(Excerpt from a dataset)
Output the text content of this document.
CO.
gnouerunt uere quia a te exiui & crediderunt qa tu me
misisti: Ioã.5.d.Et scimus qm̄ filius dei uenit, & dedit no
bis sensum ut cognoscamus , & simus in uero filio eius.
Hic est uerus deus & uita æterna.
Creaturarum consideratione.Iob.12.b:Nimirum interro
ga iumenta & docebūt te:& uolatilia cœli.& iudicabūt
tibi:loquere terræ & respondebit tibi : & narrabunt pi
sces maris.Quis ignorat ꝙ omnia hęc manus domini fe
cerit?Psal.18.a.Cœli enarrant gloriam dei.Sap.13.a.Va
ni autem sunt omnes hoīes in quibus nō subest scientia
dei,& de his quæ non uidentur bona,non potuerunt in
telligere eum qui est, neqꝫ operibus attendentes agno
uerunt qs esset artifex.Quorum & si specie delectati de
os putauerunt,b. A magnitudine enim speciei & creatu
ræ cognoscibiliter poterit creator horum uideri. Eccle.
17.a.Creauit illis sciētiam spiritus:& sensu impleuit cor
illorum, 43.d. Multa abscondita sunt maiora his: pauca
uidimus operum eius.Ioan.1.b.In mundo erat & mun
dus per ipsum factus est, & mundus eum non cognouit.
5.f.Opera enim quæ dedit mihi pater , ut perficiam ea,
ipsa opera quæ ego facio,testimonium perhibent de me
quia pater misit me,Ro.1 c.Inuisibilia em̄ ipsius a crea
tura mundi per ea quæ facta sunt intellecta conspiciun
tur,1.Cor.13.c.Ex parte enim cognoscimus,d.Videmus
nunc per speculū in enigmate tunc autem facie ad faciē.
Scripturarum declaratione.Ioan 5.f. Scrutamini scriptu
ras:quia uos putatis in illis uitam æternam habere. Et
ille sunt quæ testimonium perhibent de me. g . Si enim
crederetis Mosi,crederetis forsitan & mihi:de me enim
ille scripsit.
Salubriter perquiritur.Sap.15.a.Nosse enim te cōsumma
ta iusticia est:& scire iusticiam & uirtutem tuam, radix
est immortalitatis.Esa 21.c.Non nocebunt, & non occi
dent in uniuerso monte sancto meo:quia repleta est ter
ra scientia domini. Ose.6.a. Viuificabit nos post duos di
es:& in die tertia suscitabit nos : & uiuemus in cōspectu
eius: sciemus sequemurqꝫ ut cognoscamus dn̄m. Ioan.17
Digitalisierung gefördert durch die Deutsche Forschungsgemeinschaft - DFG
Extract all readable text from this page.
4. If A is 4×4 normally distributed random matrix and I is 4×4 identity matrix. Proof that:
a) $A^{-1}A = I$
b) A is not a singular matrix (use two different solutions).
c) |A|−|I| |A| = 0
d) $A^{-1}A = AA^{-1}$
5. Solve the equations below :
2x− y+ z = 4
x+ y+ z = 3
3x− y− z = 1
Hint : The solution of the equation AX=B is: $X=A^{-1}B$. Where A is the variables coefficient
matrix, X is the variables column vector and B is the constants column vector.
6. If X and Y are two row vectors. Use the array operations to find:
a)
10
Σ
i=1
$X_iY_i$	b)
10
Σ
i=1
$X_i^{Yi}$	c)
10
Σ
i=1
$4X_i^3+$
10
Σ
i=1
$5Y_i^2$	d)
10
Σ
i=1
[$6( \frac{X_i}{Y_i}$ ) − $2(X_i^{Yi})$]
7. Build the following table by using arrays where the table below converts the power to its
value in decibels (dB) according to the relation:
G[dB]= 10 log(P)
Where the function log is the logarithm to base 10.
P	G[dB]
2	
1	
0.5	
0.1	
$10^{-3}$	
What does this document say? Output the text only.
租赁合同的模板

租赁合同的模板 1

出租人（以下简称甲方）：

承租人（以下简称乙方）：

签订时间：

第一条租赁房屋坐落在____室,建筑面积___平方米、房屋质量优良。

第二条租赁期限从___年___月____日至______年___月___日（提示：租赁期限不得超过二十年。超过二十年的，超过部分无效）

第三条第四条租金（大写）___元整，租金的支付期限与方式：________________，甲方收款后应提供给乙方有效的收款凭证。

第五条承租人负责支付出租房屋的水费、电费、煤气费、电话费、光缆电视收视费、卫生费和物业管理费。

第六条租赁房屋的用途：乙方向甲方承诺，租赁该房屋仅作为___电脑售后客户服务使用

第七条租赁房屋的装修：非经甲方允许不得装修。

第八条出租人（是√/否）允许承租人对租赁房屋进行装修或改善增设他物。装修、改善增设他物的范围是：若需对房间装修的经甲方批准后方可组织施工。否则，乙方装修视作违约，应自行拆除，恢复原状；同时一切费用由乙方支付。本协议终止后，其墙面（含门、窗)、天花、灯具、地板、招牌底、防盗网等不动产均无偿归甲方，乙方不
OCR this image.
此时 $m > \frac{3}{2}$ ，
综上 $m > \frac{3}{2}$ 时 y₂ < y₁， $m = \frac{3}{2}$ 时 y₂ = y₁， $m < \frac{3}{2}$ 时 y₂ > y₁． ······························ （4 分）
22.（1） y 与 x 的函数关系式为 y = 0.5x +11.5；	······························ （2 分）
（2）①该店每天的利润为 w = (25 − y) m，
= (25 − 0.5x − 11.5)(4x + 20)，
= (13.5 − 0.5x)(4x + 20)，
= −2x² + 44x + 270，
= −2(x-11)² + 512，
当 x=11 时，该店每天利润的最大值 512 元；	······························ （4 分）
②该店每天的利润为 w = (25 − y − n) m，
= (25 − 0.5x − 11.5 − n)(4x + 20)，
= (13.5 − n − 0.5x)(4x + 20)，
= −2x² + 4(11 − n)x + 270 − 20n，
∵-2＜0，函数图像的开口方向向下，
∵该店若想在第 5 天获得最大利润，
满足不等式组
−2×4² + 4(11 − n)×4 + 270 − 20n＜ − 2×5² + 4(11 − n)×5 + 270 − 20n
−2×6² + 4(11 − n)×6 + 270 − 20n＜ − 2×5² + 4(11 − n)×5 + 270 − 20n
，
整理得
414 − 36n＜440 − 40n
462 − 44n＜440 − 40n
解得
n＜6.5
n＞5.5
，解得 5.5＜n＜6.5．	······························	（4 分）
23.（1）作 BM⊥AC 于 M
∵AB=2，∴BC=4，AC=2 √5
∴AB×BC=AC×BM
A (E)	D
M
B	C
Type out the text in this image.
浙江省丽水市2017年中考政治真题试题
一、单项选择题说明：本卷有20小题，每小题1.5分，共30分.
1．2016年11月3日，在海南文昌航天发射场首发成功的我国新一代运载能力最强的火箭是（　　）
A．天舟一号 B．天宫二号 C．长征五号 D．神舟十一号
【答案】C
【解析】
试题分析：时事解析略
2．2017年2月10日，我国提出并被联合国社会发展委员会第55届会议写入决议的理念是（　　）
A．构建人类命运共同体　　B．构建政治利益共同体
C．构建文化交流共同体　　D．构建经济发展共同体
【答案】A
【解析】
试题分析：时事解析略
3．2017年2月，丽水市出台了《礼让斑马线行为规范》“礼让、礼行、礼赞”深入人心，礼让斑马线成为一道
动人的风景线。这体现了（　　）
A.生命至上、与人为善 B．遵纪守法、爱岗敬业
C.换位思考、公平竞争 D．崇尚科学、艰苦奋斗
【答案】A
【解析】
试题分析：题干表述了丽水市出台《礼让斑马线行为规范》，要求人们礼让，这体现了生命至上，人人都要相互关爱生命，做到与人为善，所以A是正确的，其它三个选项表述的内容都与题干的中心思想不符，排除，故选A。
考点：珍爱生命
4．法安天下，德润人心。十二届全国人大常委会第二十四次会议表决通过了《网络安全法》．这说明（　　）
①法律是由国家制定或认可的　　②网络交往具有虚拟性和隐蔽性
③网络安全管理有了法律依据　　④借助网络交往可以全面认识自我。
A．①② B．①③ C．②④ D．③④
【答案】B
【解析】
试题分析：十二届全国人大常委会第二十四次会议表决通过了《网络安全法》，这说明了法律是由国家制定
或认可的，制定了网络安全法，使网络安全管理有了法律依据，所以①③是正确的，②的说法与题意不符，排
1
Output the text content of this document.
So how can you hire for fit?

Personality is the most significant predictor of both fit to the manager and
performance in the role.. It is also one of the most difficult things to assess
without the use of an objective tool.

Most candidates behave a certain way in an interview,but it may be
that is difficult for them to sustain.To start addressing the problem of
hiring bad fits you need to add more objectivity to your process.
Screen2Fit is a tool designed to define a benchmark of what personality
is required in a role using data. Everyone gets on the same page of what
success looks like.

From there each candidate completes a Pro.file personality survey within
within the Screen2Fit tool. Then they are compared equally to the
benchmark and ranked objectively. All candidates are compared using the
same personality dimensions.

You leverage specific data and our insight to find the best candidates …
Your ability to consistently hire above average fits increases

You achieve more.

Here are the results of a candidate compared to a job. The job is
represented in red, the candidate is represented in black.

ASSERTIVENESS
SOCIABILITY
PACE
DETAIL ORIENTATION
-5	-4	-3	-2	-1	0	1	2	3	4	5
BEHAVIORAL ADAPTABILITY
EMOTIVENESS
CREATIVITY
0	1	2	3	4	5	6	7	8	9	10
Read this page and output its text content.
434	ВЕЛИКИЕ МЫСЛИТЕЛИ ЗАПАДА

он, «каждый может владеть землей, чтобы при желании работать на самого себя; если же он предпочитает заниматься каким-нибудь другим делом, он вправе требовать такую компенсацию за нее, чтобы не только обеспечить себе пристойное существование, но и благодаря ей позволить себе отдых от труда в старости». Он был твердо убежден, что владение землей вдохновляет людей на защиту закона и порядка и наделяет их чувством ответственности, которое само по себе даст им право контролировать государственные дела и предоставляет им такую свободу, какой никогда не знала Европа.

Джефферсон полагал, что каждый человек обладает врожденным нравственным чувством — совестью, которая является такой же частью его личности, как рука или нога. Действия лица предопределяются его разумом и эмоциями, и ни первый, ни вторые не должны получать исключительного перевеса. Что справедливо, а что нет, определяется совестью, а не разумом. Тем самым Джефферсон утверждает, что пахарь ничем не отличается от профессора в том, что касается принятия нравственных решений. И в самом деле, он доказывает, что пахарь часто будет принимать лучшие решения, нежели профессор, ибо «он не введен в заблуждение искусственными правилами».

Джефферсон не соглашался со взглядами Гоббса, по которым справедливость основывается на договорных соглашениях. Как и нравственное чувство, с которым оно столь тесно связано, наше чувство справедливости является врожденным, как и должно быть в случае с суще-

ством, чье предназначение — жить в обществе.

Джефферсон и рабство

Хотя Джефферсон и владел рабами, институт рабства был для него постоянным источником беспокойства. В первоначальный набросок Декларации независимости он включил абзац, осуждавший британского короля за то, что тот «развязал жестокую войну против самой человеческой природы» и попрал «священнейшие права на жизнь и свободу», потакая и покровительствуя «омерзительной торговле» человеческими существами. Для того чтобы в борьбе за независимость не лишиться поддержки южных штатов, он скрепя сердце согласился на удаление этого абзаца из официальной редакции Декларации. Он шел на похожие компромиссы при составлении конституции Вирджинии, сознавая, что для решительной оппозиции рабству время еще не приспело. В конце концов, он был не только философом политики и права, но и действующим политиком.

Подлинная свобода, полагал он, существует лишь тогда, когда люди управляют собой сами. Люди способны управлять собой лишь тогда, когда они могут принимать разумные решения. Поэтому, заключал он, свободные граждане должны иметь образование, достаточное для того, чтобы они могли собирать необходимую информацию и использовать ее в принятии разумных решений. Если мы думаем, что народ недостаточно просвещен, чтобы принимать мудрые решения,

> **Written task**
Pick out all lines containing the string "this".

> **Solution to the exercise**
Output the text content of this document.
Extract all readable text from this page.
What does this document say? Output the text only.
OCR this image.
Type out the text in this image.
Output the text content of this document.
Read this page and output its text content.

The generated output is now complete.